* [WHAT THE TASK ASKS]:
Each entry here needs to be set down again exactly, please; pictures are left out.
■ ■ ■ ■ ■ ■ ■
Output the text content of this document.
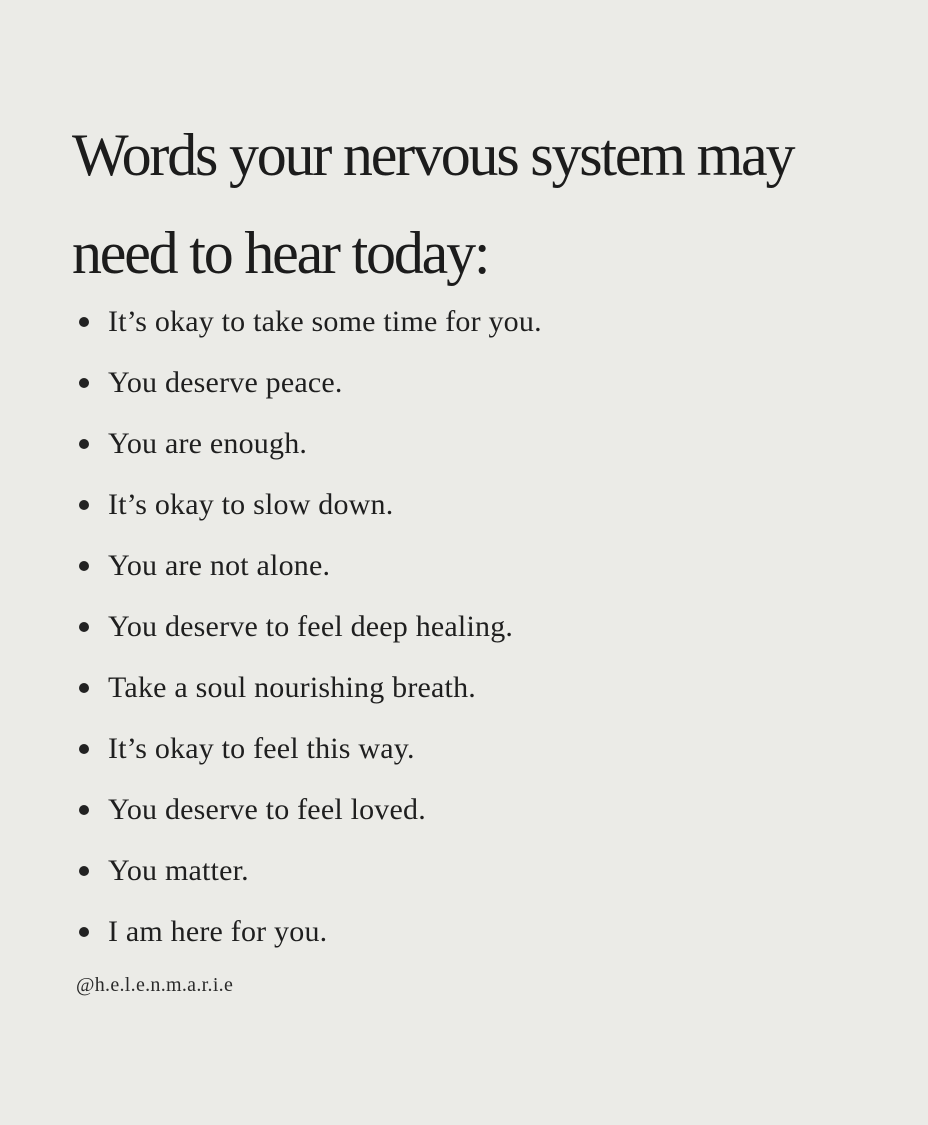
Words your nervous system may need to hear today:
It’s okay to take some time for you.
You deserve peace.
You are enough.
It’s okay to slow down.
You are not alone.
You deserve to feel deep healing.
Take a soul nourishing breath.
It’s okay to feel this way.
You deserve to feel loved.
You matter.
I am here for you.
@h.e.l.e.n.m.a.r.i.e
■ ■ ■ ■ ■ ■ ■
* [REPLY TO THE TASK]:
Output the text content of this document.
Words your nervous system may need to hear today:
It’s okay to take some time for you.
You deserve peace.
You are enough.
It’s okay to slow down.
You are not alone.
You deserve to feel deep healing.
Take a soul nourishing breath.
It’s okay to feel this way.
You deserve to feel loved.
You matter.
I am here for you.
@h.e.l.e.n.m.a.r.i.e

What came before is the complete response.